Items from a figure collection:
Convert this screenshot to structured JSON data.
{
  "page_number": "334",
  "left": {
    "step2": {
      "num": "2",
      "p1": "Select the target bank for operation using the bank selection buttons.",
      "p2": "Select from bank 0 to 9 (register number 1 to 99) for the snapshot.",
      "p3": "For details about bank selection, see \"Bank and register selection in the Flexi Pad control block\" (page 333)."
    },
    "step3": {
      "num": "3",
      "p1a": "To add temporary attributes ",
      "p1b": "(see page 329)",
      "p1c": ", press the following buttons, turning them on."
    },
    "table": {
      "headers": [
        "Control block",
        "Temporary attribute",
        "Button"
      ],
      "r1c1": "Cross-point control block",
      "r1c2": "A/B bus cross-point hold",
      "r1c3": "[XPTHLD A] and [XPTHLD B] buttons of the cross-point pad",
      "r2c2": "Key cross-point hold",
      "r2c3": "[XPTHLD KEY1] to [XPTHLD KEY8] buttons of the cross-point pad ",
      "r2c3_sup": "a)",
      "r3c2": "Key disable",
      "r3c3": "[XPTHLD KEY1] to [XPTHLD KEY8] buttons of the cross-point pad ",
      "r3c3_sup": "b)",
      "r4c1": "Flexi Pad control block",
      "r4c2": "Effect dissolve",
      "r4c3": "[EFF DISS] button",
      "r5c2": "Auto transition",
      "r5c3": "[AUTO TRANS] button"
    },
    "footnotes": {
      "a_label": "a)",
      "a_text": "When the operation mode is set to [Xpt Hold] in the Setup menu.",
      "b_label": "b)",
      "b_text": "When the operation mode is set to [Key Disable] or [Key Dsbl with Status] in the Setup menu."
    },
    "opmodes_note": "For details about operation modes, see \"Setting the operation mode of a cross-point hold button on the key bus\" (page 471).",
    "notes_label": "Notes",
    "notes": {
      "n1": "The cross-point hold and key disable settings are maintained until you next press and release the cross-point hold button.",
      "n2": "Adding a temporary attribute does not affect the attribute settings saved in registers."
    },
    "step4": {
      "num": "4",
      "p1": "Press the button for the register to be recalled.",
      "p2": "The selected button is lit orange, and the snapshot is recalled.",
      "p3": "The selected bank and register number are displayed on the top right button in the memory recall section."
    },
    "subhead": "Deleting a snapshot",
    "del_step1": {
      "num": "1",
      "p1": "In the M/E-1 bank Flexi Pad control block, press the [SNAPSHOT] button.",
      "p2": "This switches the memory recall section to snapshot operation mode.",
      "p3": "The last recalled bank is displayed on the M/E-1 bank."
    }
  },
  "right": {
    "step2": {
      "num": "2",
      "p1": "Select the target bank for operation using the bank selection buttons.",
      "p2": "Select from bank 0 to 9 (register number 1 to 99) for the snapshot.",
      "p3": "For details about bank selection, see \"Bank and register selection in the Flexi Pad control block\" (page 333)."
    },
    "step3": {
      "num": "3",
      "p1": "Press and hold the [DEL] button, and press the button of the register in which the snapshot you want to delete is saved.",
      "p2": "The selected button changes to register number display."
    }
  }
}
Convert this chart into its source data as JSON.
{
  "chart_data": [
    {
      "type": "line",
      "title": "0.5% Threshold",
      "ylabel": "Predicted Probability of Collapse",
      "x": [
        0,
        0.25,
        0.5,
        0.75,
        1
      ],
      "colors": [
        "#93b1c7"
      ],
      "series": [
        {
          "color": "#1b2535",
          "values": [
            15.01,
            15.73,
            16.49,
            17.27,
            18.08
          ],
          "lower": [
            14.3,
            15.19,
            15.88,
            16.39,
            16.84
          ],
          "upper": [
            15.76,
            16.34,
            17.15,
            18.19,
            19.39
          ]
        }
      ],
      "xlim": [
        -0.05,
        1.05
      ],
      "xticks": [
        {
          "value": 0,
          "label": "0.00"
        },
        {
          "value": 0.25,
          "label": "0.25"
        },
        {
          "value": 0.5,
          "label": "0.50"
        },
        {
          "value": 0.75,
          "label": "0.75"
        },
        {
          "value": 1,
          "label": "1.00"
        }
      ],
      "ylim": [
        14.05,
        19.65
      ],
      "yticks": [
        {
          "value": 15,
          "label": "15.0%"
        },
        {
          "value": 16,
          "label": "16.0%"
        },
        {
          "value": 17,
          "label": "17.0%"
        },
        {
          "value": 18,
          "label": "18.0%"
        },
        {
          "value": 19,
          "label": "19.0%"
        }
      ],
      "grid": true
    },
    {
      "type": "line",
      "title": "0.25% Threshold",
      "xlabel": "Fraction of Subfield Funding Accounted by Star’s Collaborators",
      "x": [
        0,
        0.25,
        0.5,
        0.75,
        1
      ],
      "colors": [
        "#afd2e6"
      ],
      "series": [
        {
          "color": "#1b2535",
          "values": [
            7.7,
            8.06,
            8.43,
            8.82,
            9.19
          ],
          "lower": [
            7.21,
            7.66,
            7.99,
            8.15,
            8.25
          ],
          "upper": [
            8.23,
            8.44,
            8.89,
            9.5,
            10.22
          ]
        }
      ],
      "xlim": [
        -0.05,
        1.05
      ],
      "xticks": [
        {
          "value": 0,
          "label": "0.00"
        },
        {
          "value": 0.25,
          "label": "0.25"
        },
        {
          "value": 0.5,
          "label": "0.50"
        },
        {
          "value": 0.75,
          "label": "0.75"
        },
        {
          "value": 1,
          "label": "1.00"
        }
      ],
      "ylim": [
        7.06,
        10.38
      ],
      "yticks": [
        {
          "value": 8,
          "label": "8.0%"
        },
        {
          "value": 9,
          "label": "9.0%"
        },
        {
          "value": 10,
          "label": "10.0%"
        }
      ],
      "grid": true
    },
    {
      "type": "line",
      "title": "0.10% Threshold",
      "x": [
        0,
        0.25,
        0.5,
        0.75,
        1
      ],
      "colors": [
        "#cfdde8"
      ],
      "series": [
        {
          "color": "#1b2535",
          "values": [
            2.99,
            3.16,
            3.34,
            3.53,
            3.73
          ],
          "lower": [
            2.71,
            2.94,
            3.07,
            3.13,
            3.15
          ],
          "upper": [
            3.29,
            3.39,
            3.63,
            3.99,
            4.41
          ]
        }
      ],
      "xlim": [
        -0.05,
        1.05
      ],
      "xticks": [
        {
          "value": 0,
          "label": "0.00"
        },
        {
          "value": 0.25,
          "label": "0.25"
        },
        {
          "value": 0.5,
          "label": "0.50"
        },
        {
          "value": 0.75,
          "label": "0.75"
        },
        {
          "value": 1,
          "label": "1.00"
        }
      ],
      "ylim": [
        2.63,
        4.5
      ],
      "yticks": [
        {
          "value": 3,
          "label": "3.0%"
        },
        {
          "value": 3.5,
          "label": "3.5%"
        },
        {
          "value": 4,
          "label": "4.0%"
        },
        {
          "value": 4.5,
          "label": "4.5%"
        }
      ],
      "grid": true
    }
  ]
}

**Goal**
Can you restate every record above word for word?

**Solution for this problem**
Convert this screenshot to structured JSON data.
{
  "page_number": "334",
  "left": {
    "step2": {
      "num": "2",
      "p1": "Select the target bank for operation using the bank selection buttons.",
      "p2": "Select from bank 0 to 9 (register number 1 to 99) for the snapshot.",
      "p3": "For details about bank selection, see \"Bank and register selection in the Flexi Pad control block\" (page 333)."
    },
    "step3": {
      "num": "3",
      "p1a": "To add temporary attributes ",
      "p1b": "(see page 329)",
      "p1c": ", press the following buttons, turning them on."
    },
    "table": {
      "headers": [
        "Control block",
        "Temporary attribute",
        "Button"
      ],
      "r1c1": "Cross-point control block",
      "r1c2": "A/B bus cross-point hold",
      "r1c3": "[XPTHLD A] and [XPTHLD B] buttons of the cross-point pad",
      "r2c2": "Key cross-point hold",
      "r2c3": "[XPTHLD KEY1] to [XPTHLD KEY8] buttons of the cross-point pad ",
      "r2c3_sup": "a)",
      "r3c2": "Key disable",
      "r3c3": "[XPTHLD KEY1] to [XPTHLD KEY8] buttons of the cross-point pad ",
      "r3c3_sup": "b)",
      "r4c1": "Flexi Pad control block",
      "r4c2": "Effect dissolve",
      "r4c3": "[EFF DISS] button",
      "r5c2": "Auto transition",
      "r5c3": "[AUTO TRANS] button"
    },
    "footnotes": {
      "a_label": "a)",
      "a_text": "When the operation mode is set to [Xpt Hold] in the Setup menu.",
      "b_label": "b)",
      "b_text": "When the operation mode is set to [Key Disable] or [Key Dsbl with Status] in the Setup menu."
    },
    "opmodes_note": "For details about operation modes, see \"Setting the operation mode of a cross-point hold button on the key bus\" (page 471).",
    "notes_label": "Notes",
    "notes": {
      "n1": "The cross-point hold and key disable settings are maintained until you next press and release the cross-point hold button.",
      "n2": "Adding a temporary attribute does not affect the attribute settings saved in registers."
    },
    "step4": {
      "num": "4",
      "p1": "Press the button for the register to be recalled.",
      "p2": "The selected button is lit orange, and the snapshot is recalled.",
      "p3": "The selected bank and register number are displayed on the top right button in the memory recall section."
    },
    "subhead": "Deleting a snapshot",
    "del_step1": {
      "num": "1",
      "p1": "In the M/E-1 bank Flexi Pad control block, press the [SNAPSHOT] button.",
      "p2": "This switches the memory recall section to snapshot operation mode.",
      "p3": "The last recalled bank is displayed on the M/E-1 bank."
    }
  },
  "right": {
    "step2": {
      "num": "2",
      "p1": "Select the target bank for operation using the bank selection buttons.",
      "p2": "Select from bank 0 to 9 (register number 1 to 99) for the snapshot.",
      "p3": "For details about bank selection, see \"Bank and register selection in the Flexi Pad control block\" (page 333)."
    },
    "step3": {
      "num": "3",
      "p1": "Press and hold the [DEL] button, and press the button of the register in which the snapshot you want to delete is saved.",
      "p2": "The selected button changes to register number display."
    }
  }
}
Convert this chart into its source data as JSON.
{
  "chart_data": [
    {
      "type": "line",
      "title": "0.5% Threshold",
      "ylabel": "Predicted Probability of Collapse",
      "x": [
        0,
        0.25,
        0.5,
        0.75,
        1
      ],
      "colors": [
        "#93b1c7"
      ],
      "series": [
        {
          "color": "#1b2535",
          "values": [
            15.01,
            15.73,
            16.49,
            17.27,
            18.08
          ],
          "lower": [
            14.3,
            15.19,
            15.88,
            16.39,
            16.84
          ],
          "upper": [
            15.76,
            16.34,
            17.15,
            18.19,
            19.39
          ]
        }
      ],
      "xlim": [
        -0.05,
        1.05
      ],
      "xticks": [
        {
          "value": 0,
          "label": "0.00"
        },
        {
          "value": 0.25,
          "label": "0.25"
        },
        {
          "value": 0.5,
          "label": "0.50"
        },
        {
          "value": 0.75,
          "label": "0.75"
        },
        {
          "value": 1,
          "label": "1.00"
        }
      ],
      "ylim": [
        14.05,
        19.65
      ],
      "yticks": [
        {
          "value": 15,
          "label": "15.0%"
        },
        {
          "value": 16,
          "label": "16.0%"
        },
        {
          "value": 17,
          "label": "17.0%"
        },
        {
          "value": 18,
          "label": "18.0%"
        },
        {
          "value": 19,
          "label": "19.0%"
        }
      ],
      "grid": true
    },
    {
      "type": "line",
      "title": "0.25% Threshold",
      "xlabel": "Fraction of Subfield Funding Accounted by Star’s Collaborators",
      "x": [
        0,
        0.25,
        0.5,
        0.75,
        1
      ],
      "colors": [
        "#afd2e6"
      ],
      "series": [
        {
          "color": "#1b2535",
          "values": [
            7.7,
            8.06,
            8.43,
            8.82,
            9.19
          ],
          "lower": [
            7.21,
            7.66,
            7.99,
            8.15,
            8.25
          ],
          "upper": [
            8.23,
            8.44,
            8.89,
            9.5,
            10.22
          ]
        }
      ],
      "xlim": [
        -0.05,
        1.05
      ],
      "xticks": [
        {
          "value": 0,
          "label": "0.00"
        },
        {
          "value": 0.25,
          "label": "0.25"
        },
        {
          "value": 0.5,
          "label": "0.50"
        },
        {
          "value": 0.75,
          "label": "0.75"
        },
        {
          "value": 1,
          "label": "1.00"
        }
      ],
      "ylim": [
        7.06,
        10.38
      ],
      "yticks": [
        {
          "value": 8,
          "label": "8.0%"
        },
        {
          "value": 9,
          "label": "9.0%"
        },
        {
          "value": 10,
          "label": "10.0%"
        }
      ],
      "grid": true
    },
    {
      "type": "line",
      "title": "0.10% Threshold",
      "x": [
        0,
        0.25,
        0.5,
        0.75,
        1
      ],
      "colors": [
        "#cfdde8"
      ],
      "series": [
        {
          "color": "#1b2535",
          "values": [
            2.99,
            3.16,
            3.34,
            3.53,
            3.73
          ],
          "lower": [
            2.71,
            2.94,
            3.07,
            3.13,
            3.15
          ],
          "upper": [
            3.29,
            3.39,
            3.63,
            3.99,
            4.41
          ]
        }
      ],
      "xlim": [
        -0.05,
        1.05
      ],
      "xticks": [
        {
          "value": 0,
          "label": "0.00"
        },
        {
          "value": 0.25,
          "label": "0.25"
        },
        {
          "value": 0.5,
          "label": "0.50"
        },
        {
          "value": 0.75,
          "label": "0.75"
        },
        {
          "value": 1,
          "label": "1.00"
        }
      ],
      "ylim": [
        2.63,
        4.5
      ],
      "yticks": [
        {
          "value": 3,
          "label": "3.0%"
        },
        {
          "value": 3.5,
          "label": "3.5%"
        },
        {
          "value": 4,
          "label": "4.0%"
        },
        {
          "value": 4.5,
          "label": "4.5%"
        }
      ],
      "grid": true
    }
  ]
}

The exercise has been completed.